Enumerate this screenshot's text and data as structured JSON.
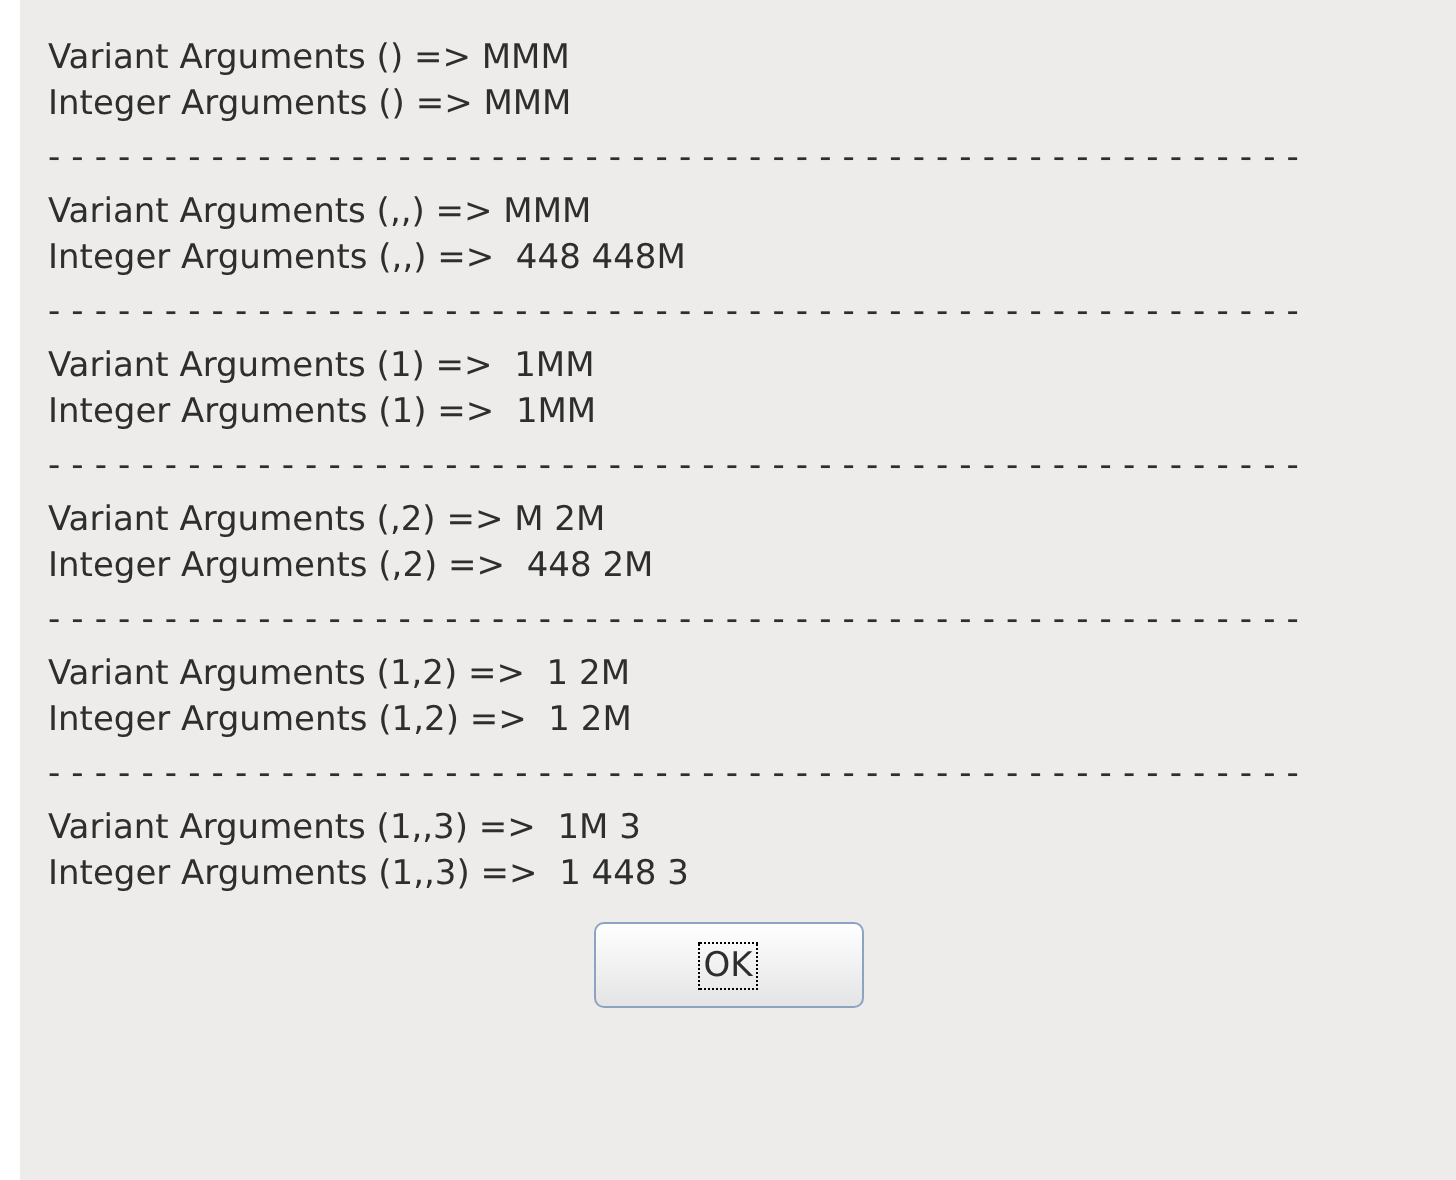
{
  "lines": [
    {
      "kind": "text",
      "text": "Variant Arguments () => MMM"
    },
    {
      "kind": "text",
      "text": "Integer Arguments () => MMM"
    },
    {
      "kind": "separator",
      "text": "------------------------------------------------------"
    },
    {
      "kind": "text",
      "text": "Variant Arguments (,,) => MMM"
    },
    {
      "kind": "text",
      "text": "Integer Arguments (,,) =>  448 448M"
    },
    {
      "kind": "separator",
      "text": "------------------------------------------------------"
    },
    {
      "kind": "text",
      "text": "Variant Arguments (1) =>  1MM"
    },
    {
      "kind": "text",
      "text": "Integer Arguments (1) =>  1MM"
    },
    {
      "kind": "separator",
      "text": "------------------------------------------------------"
    },
    {
      "kind": "text",
      "text": "Variant Arguments (,2) => M 2M"
    },
    {
      "kind": "text",
      "text": "Integer Arguments (,2) =>  448 2M"
    },
    {
      "kind": "separator",
      "text": "------------------------------------------------------"
    },
    {
      "kind": "text",
      "text": "Variant Arguments (1,2) =>  1 2M"
    },
    {
      "kind": "text",
      "text": "Integer Arguments (1,2) =>  1 2M"
    },
    {
      "kind": "separator",
      "text": "------------------------------------------------------"
    },
    {
      "kind": "text",
      "text": "Variant Arguments (1,,3) =>  1M 3"
    },
    {
      "kind": "text",
      "text": "Integer Arguments (1,,3) =>  1 448 3"
    }
  ],
  "button": {
    "label": "OK",
    "focused": true
  }
}
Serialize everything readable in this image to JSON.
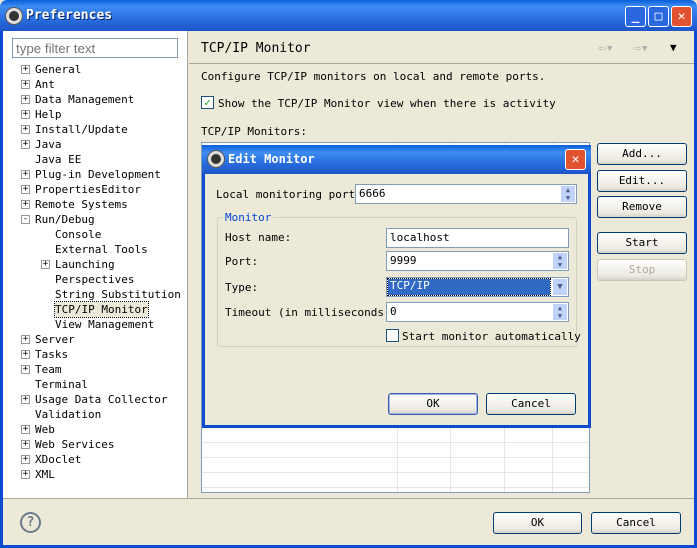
{
  "window": {
    "title": "Preferences"
  },
  "filter": {
    "placeholder": "type filter text"
  },
  "tree": [
    {
      "label": "General",
      "exp": "+",
      "lvl": 0
    },
    {
      "label": "Ant",
      "exp": "+",
      "lvl": 0
    },
    {
      "label": "Data Management",
      "exp": "+",
      "lvl": 0
    },
    {
      "label": "Help",
      "exp": "+",
      "lvl": 0
    },
    {
      "label": "Install/Update",
      "exp": "+",
      "lvl": 0
    },
    {
      "label": "Java",
      "exp": "+",
      "lvl": 0
    },
    {
      "label": "Java EE",
      "exp": "",
      "lvl": 0
    },
    {
      "label": "Plug-in Development",
      "exp": "+",
      "lvl": 0
    },
    {
      "label": "PropertiesEditor",
      "exp": "+",
      "lvl": 0
    },
    {
      "label": "Remote Systems",
      "exp": "+",
      "lvl": 0
    },
    {
      "label": "Run/Debug",
      "exp": "-",
      "lvl": 0
    },
    {
      "label": "Console",
      "exp": "",
      "lvl": 1
    },
    {
      "label": "External Tools",
      "exp": "",
      "lvl": 1
    },
    {
      "label": "Launching",
      "exp": "+",
      "lvl": 1
    },
    {
      "label": "Perspectives",
      "exp": "",
      "lvl": 1
    },
    {
      "label": "String Substitution",
      "exp": "",
      "lvl": 1
    },
    {
      "label": "TCP/IP Monitor",
      "exp": "",
      "lvl": 1,
      "selected": true
    },
    {
      "label": "View Management",
      "exp": "",
      "lvl": 1
    },
    {
      "label": "Server",
      "exp": "+",
      "lvl": 0
    },
    {
      "label": "Tasks",
      "exp": "+",
      "lvl": 0
    },
    {
      "label": "Team",
      "exp": "+",
      "lvl": 0
    },
    {
      "label": "Terminal",
      "exp": "",
      "lvl": 0
    },
    {
      "label": "Usage Data Collector",
      "exp": "+",
      "lvl": 0
    },
    {
      "label": "Validation",
      "exp": "",
      "lvl": 0
    },
    {
      "label": "Web",
      "exp": "+",
      "lvl": 0
    },
    {
      "label": "Web Services",
      "exp": "+",
      "lvl": 0
    },
    {
      "label": "XDoclet",
      "exp": "+",
      "lvl": 0
    },
    {
      "label": "XML",
      "exp": "+",
      "lvl": 0
    }
  ],
  "page": {
    "title": "TCP/IP Monitor",
    "description": "Configure TCP/IP monitors on local and remote ports.",
    "show_view_label": "Show the TCP/IP Monitor view when there is activity",
    "show_view_checked": true,
    "monitors_label": "TCP/IP Monitors:"
  },
  "side_buttons": {
    "add": "Add...",
    "edit": "Edit...",
    "remove": "Remove",
    "start": "Start",
    "stop": "Stop"
  },
  "dialog": {
    "title": "Edit Monitor",
    "local_port_label": "Local monitoring port:",
    "local_port": "6666",
    "group": "Monitor",
    "host_label": "Host name:",
    "host": "localhost",
    "port_label": "Port:",
    "port": "9999",
    "type_label": "Type:",
    "type": "TCP/IP",
    "timeout_label": "Timeout (in milliseconds):",
    "timeout": "0",
    "auto_start_label": "Start monitor automatically",
    "auto_start_checked": false,
    "ok": "OK",
    "cancel": "Cancel"
  },
  "footer": {
    "ok": "OK",
    "cancel": "Cancel"
  }
}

## WRITTEN INSTRUCTION
Reproduce each line of the material containing the word "Arguments".

## SOLUTION
      "text": "Variant Arguments () => MMM"
      "text": "Integer Arguments () => MMM"
      "text": "Variant Arguments (,,) => MMM"
      "text": "Integer Arguments (,,) =>  448 448M"
      "text": "Variant Arguments (1) =>  1MM"
      "text": "Integer Arguments (1) =>  1MM"
      "text": "Variant Arguments (,2) => M 2M"
      "text": "Integer Arguments (,2) =>  448 2M"
      "text": "Variant Arguments (1,2) =>  1 2M"
      "text": "Integer Arguments (1,2) =>  1 2M"
      "text": "Variant Arguments (1,,3) =>  1M 3"
      "text": "Integer Arguments (1,,3) =>  1 448 3"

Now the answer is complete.